┏━━
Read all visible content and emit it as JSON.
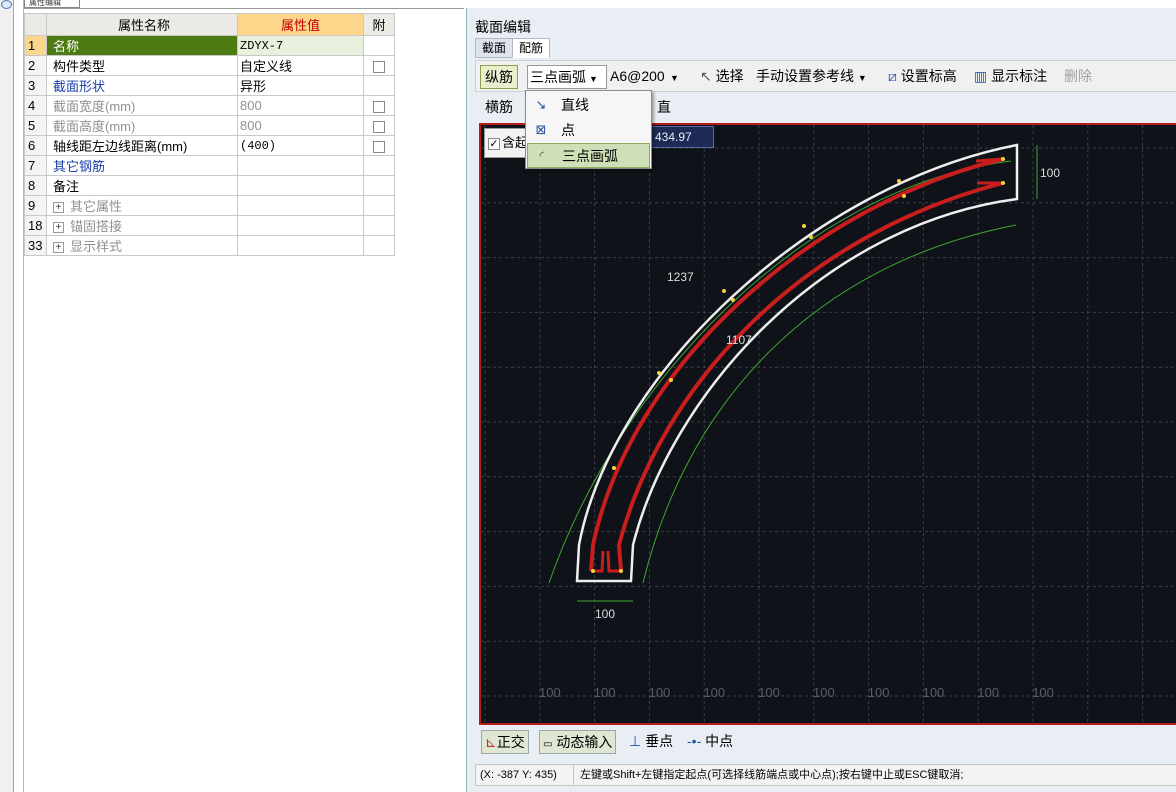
{
  "properties_tab": "属性编辑",
  "table": {
    "col_name": "属性名称",
    "col_value": "属性值",
    "col_attach": "附",
    "rows": [
      {
        "num": "1",
        "name": "名称",
        "value": "ZDYX-7",
        "style": "sel",
        "check": false
      },
      {
        "num": "2",
        "name": "构件类型",
        "value": "自定义线",
        "style": "",
        "check": true
      },
      {
        "num": "3",
        "name": "截面形状",
        "value": "异形",
        "style": "blue",
        "check": false
      },
      {
        "num": "4",
        "name": "截面宽度(mm)",
        "value": "800",
        "style": "gray",
        "check": true
      },
      {
        "num": "5",
        "name": "截面高度(mm)",
        "value": "800",
        "style": "gray",
        "check": true
      },
      {
        "num": "6",
        "name": "轴线距左边线距离(mm)",
        "value": "(400)",
        "style": "",
        "check": true
      },
      {
        "num": "7",
        "name": "其它钢筋",
        "value": "",
        "style": "blue",
        "check": false
      },
      {
        "num": "8",
        "name": "备注",
        "value": "",
        "style": "",
        "check": false
      },
      {
        "num": "9",
        "name": "其它属性",
        "value": "",
        "style": "gray plus",
        "check": false
      },
      {
        "num": "18",
        "name": "锚固搭接",
        "value": "",
        "style": "gray plus",
        "check": false
      },
      {
        "num": "33",
        "name": "显示样式",
        "value": "",
        "style": "gray plus",
        "check": false
      }
    ]
  },
  "dialog": {
    "title": "截面编辑",
    "tabs": [
      "截面",
      "配筋"
    ],
    "active_tab": "配筋",
    "toolbar": {
      "zongjin": "纵筋",
      "draw_mode": "三点画弧",
      "spec": "A6@200",
      "select": "选择",
      "ref_line": "手动设置参考线",
      "set_elev": "设置标高",
      "show_dim": "显示标注",
      "delete": "删除"
    },
    "toolbar2": {
      "hengjin": "横筋",
      "partial": "直"
    },
    "menu": [
      {
        "label": "直线",
        "icon": "line-icon"
      },
      {
        "label": "点",
        "icon": "point-icon"
      },
      {
        "label": "三点画弧",
        "icon": "arc-icon"
      }
    ],
    "canvas": {
      "checkbox_label": "含起",
      "coord_value": "434.97",
      "dims": {
        "top_right": "100",
        "outer_len": "1237",
        "inner_len": "1107",
        "bottom": "100"
      },
      "ruler": [
        "100",
        "100",
        "100",
        "100",
        "100",
        "100",
        "100",
        "100",
        "100",
        "100"
      ]
    },
    "bottom": {
      "ortho": "正交",
      "dynamic": "动态输入",
      "perp": "垂点",
      "mid": "中点"
    },
    "status": {
      "coord": "(X: -387 Y: 435)",
      "message": "左键或Shift+左键指定起点(可选择线筋端点或中心点);按右键中止或ESC键取消;"
    }
  },
  "colors": {
    "accent_green": "#4d7a12",
    "header_orange": "#fdd68c",
    "rebar_red": "#c81e1e",
    "canvas_bg": "#0f1218"
  }
}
┗━━
# Problem to work on
Transcribe all the records above word for word, without their images.

# Result below
Read all visible content and emit it as JSON.
{
  "properties_tab": "属性编辑",
  "table": {
    "col_name": "属性名称",
    "col_value": "属性值",
    "col_attach": "附",
    "rows": [
      {
        "num": "1",
        "name": "名称",
        "value": "ZDYX-7",
        "style": "sel",
        "check": false
      },
      {
        "num": "2",
        "name": "构件类型",
        "value": "自定义线",
        "style": "",
        "check": true
      },
      {
        "num": "3",
        "name": "截面形状",
        "value": "异形",
        "style": "blue",
        "check": false
      },
      {
        "num": "4",
        "name": "截面宽度(mm)",
        "value": "800",
        "style": "gray",
        "check": true
      },
      {
        "num": "5",
        "name": "截面高度(mm)",
        "value": "800",
        "style": "gray",
        "check": true
      },
      {
        "num": "6",
        "name": "轴线距左边线距离(mm)",
        "value": "(400)",
        "style": "",
        "check": true
      },
      {
        "num": "7",
        "name": "其它钢筋",
        "value": "",
        "style": "blue",
        "check": false
      },
      {
        "num": "8",
        "name": "备注",
        "value": "",
        "style": "",
        "check": false
      },
      {
        "num": "9",
        "name": "其它属性",
        "value": "",
        "style": "gray plus",
        "check": false
      },
      {
        "num": "18",
        "name": "锚固搭接",
        "value": "",
        "style": "gray plus",
        "check": false
      },
      {
        "num": "33",
        "name": "显示样式",
        "value": "",
        "style": "gray plus",
        "check": false
      }
    ]
  },
  "dialog": {
    "title": "截面编辑",
    "tabs": [
      "截面",
      "配筋"
    ],
    "active_tab": "配筋",
    "toolbar": {
      "zongjin": "纵筋",
      "draw_mode": "三点画弧",
      "spec": "A6@200",
      "select": "选择",
      "ref_line": "手动设置参考线",
      "set_elev": "设置标高",
      "show_dim": "显示标注",
      "delete": "删除"
    },
    "toolbar2": {
      "hengjin": "横筋",
      "partial": "直"
    },
    "menu": [
      {
        "label": "直线",
        "icon": "line-icon"
      },
      {
        "label": "点",
        "icon": "point-icon"
      },
      {
        "label": "三点画弧",
        "icon": "arc-icon"
      }
    ],
    "canvas": {
      "checkbox_label": "含起",
      "coord_value": "434.97",
      "dims": {
        "top_right": "100",
        "outer_len": "1237",
        "inner_len": "1107",
        "bottom": "100"
      },
      "ruler": [
        "100",
        "100",
        "100",
        "100",
        "100",
        "100",
        "100",
        "100",
        "100",
        "100"
      ]
    },
    "bottom": {
      "ortho": "正交",
      "dynamic": "动态输入",
      "perp": "垂点",
      "mid": "中点"
    },
    "status": {
      "coord": "(X: -387 Y: 435)",
      "message": "左键或Shift+左键指定起点(可选择线筋端点或中心点);按右键中止或ESC键取消;"
    }
  },
  "colors": {
    "accent_green": "#4d7a12",
    "header_orange": "#fdd68c",
    "rebar_red": "#c81e1e",
    "canvas_bg": "#0f1218"
  }
}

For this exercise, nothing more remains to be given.